RECORDED INFORMATION
☆ ☆ ☆ ☆ ☆

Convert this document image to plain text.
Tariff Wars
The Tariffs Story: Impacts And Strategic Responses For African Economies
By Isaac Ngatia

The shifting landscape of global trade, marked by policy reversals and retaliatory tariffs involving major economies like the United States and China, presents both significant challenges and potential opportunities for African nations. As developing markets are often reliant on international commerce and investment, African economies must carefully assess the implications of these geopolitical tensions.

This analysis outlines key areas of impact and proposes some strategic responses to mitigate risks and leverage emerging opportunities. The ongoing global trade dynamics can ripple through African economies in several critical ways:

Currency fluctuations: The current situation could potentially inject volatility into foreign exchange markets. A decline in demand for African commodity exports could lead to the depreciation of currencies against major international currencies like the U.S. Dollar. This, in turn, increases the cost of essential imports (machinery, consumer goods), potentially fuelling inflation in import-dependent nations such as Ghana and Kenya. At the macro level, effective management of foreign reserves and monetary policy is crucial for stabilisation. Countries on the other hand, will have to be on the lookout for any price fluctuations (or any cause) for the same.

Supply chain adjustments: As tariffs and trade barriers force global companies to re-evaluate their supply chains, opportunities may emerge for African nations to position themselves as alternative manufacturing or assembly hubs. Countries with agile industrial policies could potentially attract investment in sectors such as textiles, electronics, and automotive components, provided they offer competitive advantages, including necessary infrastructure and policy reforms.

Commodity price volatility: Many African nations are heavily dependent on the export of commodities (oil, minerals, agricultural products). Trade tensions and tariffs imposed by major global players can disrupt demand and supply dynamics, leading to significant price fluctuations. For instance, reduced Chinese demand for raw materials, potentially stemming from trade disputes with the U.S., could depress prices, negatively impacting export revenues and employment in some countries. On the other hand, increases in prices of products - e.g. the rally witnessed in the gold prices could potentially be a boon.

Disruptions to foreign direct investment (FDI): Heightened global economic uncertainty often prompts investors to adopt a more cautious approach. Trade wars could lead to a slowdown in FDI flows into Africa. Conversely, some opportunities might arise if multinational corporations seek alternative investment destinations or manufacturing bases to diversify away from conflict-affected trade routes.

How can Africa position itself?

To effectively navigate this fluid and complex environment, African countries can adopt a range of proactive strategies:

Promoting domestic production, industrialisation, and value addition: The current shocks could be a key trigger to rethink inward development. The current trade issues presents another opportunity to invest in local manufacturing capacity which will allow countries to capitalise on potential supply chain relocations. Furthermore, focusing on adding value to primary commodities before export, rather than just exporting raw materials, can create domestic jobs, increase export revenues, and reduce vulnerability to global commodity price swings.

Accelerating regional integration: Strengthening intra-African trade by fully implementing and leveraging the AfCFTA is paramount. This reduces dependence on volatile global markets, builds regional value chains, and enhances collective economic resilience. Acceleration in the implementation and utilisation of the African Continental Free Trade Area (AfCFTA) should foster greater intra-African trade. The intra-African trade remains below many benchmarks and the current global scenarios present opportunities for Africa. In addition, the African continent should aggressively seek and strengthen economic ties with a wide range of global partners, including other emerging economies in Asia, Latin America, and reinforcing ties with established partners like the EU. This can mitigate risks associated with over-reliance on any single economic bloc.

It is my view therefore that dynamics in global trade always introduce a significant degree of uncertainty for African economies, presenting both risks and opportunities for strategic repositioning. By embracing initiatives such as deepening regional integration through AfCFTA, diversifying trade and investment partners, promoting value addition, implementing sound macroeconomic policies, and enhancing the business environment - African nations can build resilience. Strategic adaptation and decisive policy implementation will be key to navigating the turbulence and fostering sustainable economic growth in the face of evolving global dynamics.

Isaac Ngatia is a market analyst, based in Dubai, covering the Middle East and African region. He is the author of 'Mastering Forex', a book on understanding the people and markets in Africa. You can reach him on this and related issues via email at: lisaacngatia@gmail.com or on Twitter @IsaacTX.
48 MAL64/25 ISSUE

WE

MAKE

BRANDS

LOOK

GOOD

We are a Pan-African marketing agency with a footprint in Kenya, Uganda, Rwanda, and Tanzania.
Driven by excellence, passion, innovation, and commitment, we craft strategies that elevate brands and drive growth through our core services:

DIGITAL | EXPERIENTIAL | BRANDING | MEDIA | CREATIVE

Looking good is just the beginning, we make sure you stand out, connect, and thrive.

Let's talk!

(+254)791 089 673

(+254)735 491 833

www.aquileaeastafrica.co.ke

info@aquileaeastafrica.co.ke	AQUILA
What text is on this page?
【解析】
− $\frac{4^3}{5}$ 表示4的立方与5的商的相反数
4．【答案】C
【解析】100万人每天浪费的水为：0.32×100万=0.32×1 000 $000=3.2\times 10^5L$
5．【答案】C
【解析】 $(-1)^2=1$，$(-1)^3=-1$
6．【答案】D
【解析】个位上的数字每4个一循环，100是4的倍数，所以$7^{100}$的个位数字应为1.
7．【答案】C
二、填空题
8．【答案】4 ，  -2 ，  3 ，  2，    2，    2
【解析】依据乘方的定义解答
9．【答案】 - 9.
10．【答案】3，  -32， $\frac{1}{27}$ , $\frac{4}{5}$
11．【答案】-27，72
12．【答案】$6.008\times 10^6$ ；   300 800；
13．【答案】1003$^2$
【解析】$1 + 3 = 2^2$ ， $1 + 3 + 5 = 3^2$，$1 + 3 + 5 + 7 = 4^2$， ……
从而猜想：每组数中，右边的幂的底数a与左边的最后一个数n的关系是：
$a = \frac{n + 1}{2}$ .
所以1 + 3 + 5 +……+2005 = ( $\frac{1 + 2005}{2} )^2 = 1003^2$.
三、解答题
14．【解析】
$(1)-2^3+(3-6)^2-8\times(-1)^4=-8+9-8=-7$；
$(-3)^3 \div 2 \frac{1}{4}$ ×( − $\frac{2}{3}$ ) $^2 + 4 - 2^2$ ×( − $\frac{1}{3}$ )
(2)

☆ ☆ ☆ ☆ ☆

Copy all the lines, exactly.

Convert this document image to plain text.
Tariff Wars
The Tariffs Story: Impacts And Strategic Responses For African Economies
By Isaac Ngatia

The shifting landscape of global trade, marked by policy reversals and retaliatory tariffs involving major economies like the United States and China, presents both significant challenges and potential opportunities for African nations. As developing markets are often reliant on international commerce and investment, African economies must carefully assess the implications of these geopolitical tensions.

This analysis outlines key areas of impact and proposes some strategic responses to mitigate risks and leverage emerging opportunities. The ongoing global trade dynamics can ripple through African economies in several critical ways:

Currency fluctuations: The current situation could potentially inject volatility into foreign exchange markets. A decline in demand for African commodity exports could lead to the depreciation of currencies against major international currencies like the U.S. Dollar. This, in turn, increases the cost of essential imports (machinery, consumer goods), potentially fuelling inflation in import-dependent nations such as Ghana and Kenya. At the macro level, effective management of foreign reserves and monetary policy is crucial for stabilisation. Countries on the other hand, will have to be on the lookout for any price fluctuations (or any cause) for the same.

Supply chain adjustments: As tariffs and trade barriers force global companies to re-evaluate their supply chains, opportunities may emerge for African nations to position themselves as alternative manufacturing or assembly hubs. Countries with agile industrial policies could potentially attract investment in sectors such as textiles, electronics, and automotive components, provided they offer competitive advantages, including necessary infrastructure and policy reforms.

Commodity price volatility: Many African nations are heavily dependent on the export of commodities (oil, minerals, agricultural products). Trade tensions and tariffs imposed by major global players can disrupt demand and supply dynamics, leading to significant price fluctuations. For instance, reduced Chinese demand for raw materials, potentially stemming from trade disputes with the U.S., could depress prices, negatively impacting export revenues and employment in some countries. On the other hand, increases in prices of products - e.g. the rally witnessed in the gold prices could potentially be a boon.

Disruptions to foreign direct investment (FDI): Heightened global economic uncertainty often prompts investors to adopt a more cautious approach. Trade wars could lead to a slowdown in FDI flows into Africa. Conversely, some opportunities might arise if multinational corporations seek alternative investment destinations or manufacturing bases to diversify away from conflict-affected trade routes.

How can Africa position itself?

To effectively navigate this fluid and complex environment, African countries can adopt a range of proactive strategies:

Promoting domestic production, industrialisation, and value addition: The current shocks could be a key trigger to rethink inward development. The current trade issues presents another opportunity to invest in local manufacturing capacity which will allow countries to capitalise on potential supply chain relocations. Furthermore, focusing on adding value to primary commodities before export, rather than just exporting raw materials, can create domestic jobs, increase export revenues, and reduce vulnerability to global commodity price swings.

Accelerating regional integration: Strengthening intra-African trade by fully implementing and leveraging the AfCFTA is paramount. This reduces dependence on volatile global markets, builds regional value chains, and enhances collective economic resilience. Acceleration in the implementation and utilisation of the African Continental Free Trade Area (AfCFTA) should foster greater intra-African trade. The intra-African trade remains below many benchmarks and the current global scenarios present opportunities for Africa. In addition, the African continent should aggressively seek and strengthen economic ties with a wide range of global partners, including other emerging economies in Asia, Latin America, and reinforcing ties with established partners like the EU. This can mitigate risks associated with over-reliance on any single economic bloc.

It is my view therefore that dynamics in global trade always introduce a significant degree of uncertainty for African economies, presenting both risks and opportunities for strategic repositioning. By embracing initiatives such as deepening regional integration through AfCFTA, diversifying trade and investment partners, promoting value addition, implementing sound macroeconomic policies, and enhancing the business environment - African nations can build resilience. Strategic adaptation and decisive policy implementation will be key to navigating the turbulence and fostering sustainable economic growth in the face of evolving global dynamics.

Isaac Ngatia is a market analyst, based in Dubai, covering the Middle East and African region. He is the author of 'Mastering Forex', a book on understanding the people and markets in Africa. You can reach him on this and related issues via email at: lisaacngatia@gmail.com or on Twitter @IsaacTX.
48 MAL64/25 ISSUE

WE

MAKE

BRANDS

LOOK

GOOD

We are a Pan-African marketing agency with a footprint in Kenya, Uganda, Rwanda, and Tanzania.
Driven by excellence, passion, innovation, and commitment, we craft strategies that elevate brands and drive growth through our core services:

DIGITAL | EXPERIENTIAL | BRANDING | MEDIA | CREATIVE

Looking good is just the beginning, we make sure you stand out, connect, and thrive.

Let's talk!

(+254)791 089 673

(+254)735 491 833

www.aquileaeastafrica.co.ke

info@aquileaeastafrica.co.ke	AQUILA
What text is on this page?
【解析】
− $\frac{4^3}{5}$ 表示4的立方与5的商的相反数
4．【答案】C
【解析】100万人每天浪费的水为：0.32×100万=0.32×1 000 $000=3.2\times 10^5L$
5．【答案】C
【解析】 $(-1)^2=1$，$(-1)^3=-1$
6．【答案】D
【解析】个位上的数字每4个一循环，100是4的倍数，所以$7^{100}$的个位数字应为1.
7．【答案】C
二、填空题
8．【答案】4 ，  -2 ，  3 ，  2，    2，    2
【解析】依据乘方的定义解答
9．【答案】 - 9.
10．【答案】3，  -32， $\frac{1}{27}$ , $\frac{4}{5}$
11．【答案】-27，72
12．【答案】$6.008\times 10^6$ ；   300 800；
13．【答案】1003$^2$
【解析】$1 + 3 = 2^2$ ， $1 + 3 + 5 = 3^2$，$1 + 3 + 5 + 7 = 4^2$， ……
从而猜想：每组数中，右边的幂的底数a与左边的最后一个数n的关系是：
$a = \frac{n + 1}{2}$ .
所以1 + 3 + 5 +……+2005 = ( $\frac{1 + 2005}{2} )^2 = 1003^2$.
三、解答题
14．【解析】
$(1)-2^3+(3-6)^2-8\times(-1)^4=-8+9-8=-7$；
$(-3)^3 \div 2 \frac{1}{4}$ ×( − $\frac{2}{3}$ ) $^2 + 4 - 2^2$ ×( − $\frac{1}{3}$ )
(2)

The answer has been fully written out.